> **AIM OF THE TASK**: List each line of the data that holds the word "Language".

[Figure collection entries]
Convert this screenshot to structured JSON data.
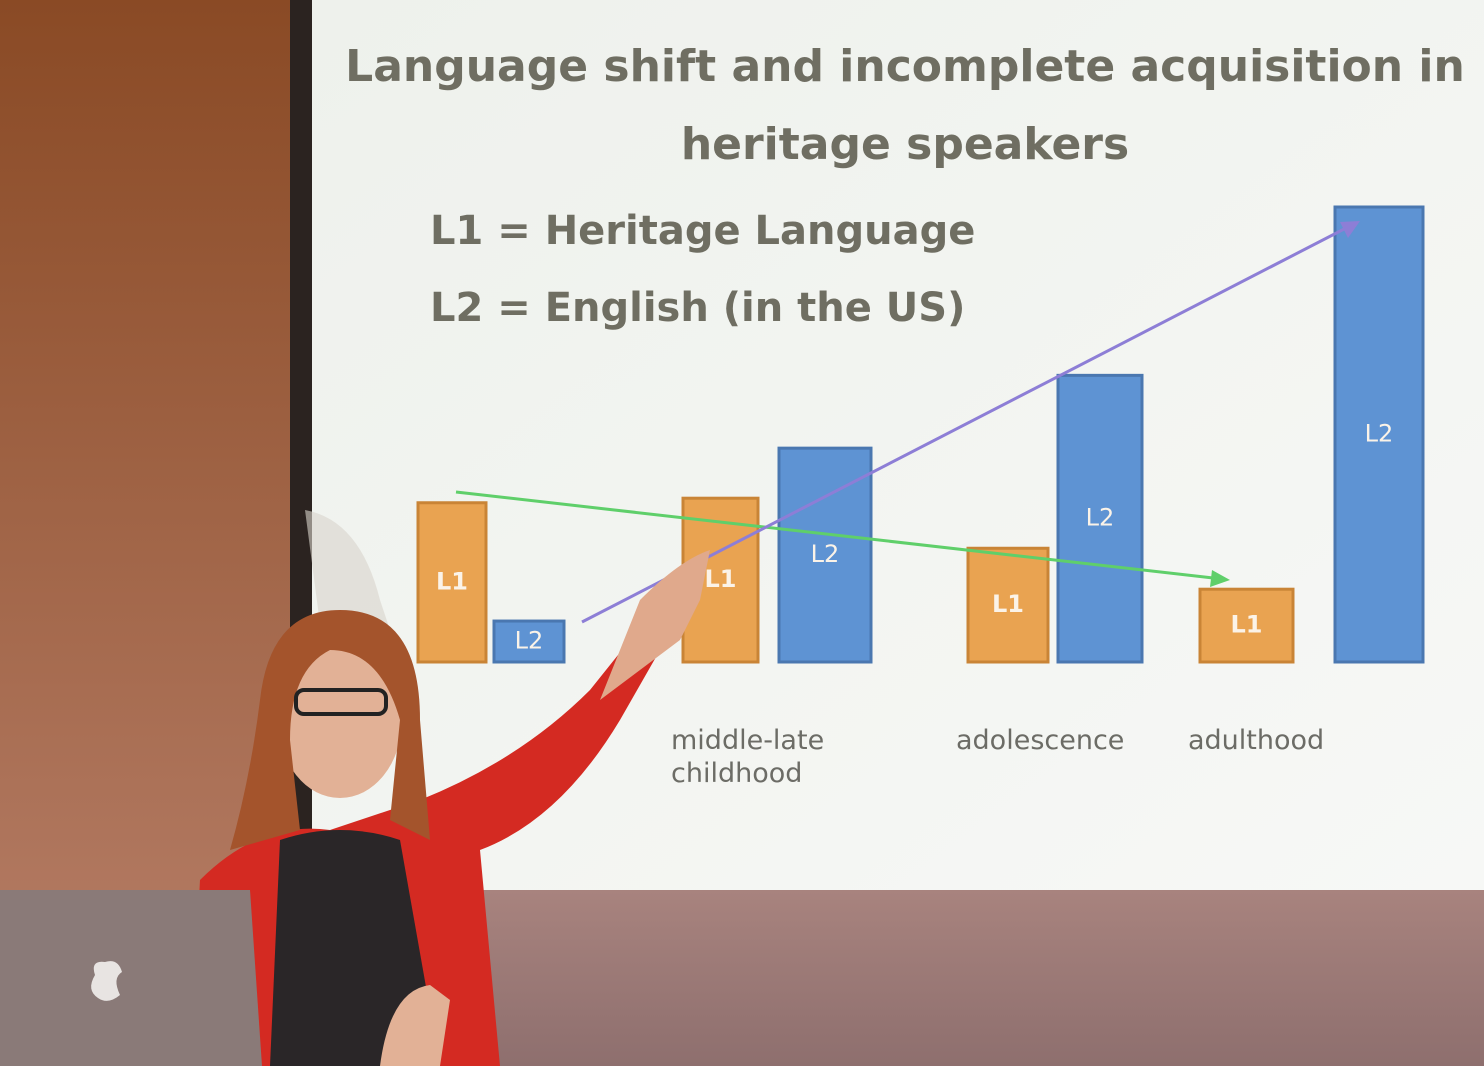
{
  "chart_data": {
    "type": "bar",
    "title": "Language shift and incomplete acquisition in heritage speakers",
    "annotations": [
      "L1 = Heritage Language",
      "L2 = English (in the US)"
    ],
    "categories": [
      null,
      "middle-late childhood",
      "adolescence",
      "adulthood"
    ],
    "series": [
      {
        "name": "L1",
        "color": "#e9a351",
        "values": [
          35,
          36,
          25,
          16
        ]
      },
      {
        "name": "L2",
        "color": "#5e93d3",
        "values": [
          9,
          47,
          63,
          100
        ]
      }
    ],
    "ylim": [
      0,
      100
    ]
  }
}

> **ANSWER TO THE TASK**:
    "title": "Language shift and incomplete acquisition in heritage speakers",
      "L1 = Heritage Language",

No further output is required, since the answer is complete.